Dataset items:
★ ★ ★ ★
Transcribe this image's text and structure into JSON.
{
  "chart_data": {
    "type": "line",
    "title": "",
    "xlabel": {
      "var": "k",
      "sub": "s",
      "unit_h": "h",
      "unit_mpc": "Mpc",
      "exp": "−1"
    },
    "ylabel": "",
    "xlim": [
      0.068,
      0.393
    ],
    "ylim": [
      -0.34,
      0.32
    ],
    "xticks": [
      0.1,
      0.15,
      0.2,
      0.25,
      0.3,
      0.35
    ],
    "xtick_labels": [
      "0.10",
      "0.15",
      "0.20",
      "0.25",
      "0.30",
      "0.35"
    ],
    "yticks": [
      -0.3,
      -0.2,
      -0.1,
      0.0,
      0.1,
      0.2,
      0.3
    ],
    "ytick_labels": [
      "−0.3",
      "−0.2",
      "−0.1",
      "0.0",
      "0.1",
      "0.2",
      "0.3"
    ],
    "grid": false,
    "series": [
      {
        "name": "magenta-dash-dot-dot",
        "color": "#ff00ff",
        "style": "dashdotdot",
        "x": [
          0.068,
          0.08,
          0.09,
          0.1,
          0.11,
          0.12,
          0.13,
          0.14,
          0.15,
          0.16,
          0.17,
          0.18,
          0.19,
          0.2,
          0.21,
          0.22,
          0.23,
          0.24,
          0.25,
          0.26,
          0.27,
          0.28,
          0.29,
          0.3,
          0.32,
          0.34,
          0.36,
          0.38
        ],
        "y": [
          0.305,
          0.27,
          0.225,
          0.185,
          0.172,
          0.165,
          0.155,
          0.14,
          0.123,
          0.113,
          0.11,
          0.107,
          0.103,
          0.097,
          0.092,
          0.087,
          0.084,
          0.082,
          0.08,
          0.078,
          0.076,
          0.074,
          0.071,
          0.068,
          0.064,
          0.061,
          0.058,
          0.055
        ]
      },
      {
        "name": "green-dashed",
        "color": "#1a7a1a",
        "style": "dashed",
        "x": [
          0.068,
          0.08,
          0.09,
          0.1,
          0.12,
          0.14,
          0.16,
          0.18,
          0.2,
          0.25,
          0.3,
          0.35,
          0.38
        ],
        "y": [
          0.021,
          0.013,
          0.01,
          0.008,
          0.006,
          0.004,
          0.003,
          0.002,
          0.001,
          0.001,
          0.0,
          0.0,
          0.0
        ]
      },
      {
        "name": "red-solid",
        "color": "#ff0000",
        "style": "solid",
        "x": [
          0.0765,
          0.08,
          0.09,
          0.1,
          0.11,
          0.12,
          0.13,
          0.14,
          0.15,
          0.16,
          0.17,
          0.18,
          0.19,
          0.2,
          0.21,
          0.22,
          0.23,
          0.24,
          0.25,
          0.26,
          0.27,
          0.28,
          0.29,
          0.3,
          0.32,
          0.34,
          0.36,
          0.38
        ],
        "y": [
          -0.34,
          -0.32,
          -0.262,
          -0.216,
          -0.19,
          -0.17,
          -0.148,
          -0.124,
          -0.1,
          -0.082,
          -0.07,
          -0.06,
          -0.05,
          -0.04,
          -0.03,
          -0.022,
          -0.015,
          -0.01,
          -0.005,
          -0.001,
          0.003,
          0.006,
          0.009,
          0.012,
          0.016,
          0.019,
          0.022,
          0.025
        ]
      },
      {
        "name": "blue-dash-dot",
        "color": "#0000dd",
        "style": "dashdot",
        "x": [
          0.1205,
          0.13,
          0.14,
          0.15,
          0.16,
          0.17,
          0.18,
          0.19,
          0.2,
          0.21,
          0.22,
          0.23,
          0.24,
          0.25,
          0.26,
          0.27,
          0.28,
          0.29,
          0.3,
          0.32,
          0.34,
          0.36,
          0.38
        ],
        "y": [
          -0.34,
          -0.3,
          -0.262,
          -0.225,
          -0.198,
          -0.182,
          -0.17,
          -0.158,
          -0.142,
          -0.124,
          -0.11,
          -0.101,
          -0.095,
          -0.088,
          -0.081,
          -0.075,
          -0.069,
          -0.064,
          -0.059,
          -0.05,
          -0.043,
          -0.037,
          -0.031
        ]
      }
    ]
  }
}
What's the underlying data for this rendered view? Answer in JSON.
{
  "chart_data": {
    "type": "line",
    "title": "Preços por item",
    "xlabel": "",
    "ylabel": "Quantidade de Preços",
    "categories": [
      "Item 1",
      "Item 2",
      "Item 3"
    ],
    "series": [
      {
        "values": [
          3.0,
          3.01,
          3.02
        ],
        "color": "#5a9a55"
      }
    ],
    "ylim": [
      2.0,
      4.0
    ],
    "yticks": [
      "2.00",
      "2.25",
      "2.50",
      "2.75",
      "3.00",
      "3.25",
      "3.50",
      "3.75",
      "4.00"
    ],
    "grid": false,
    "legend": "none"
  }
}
★ ★ ★ ★
Give the count of lines holding the word "JSON", with no other words.

2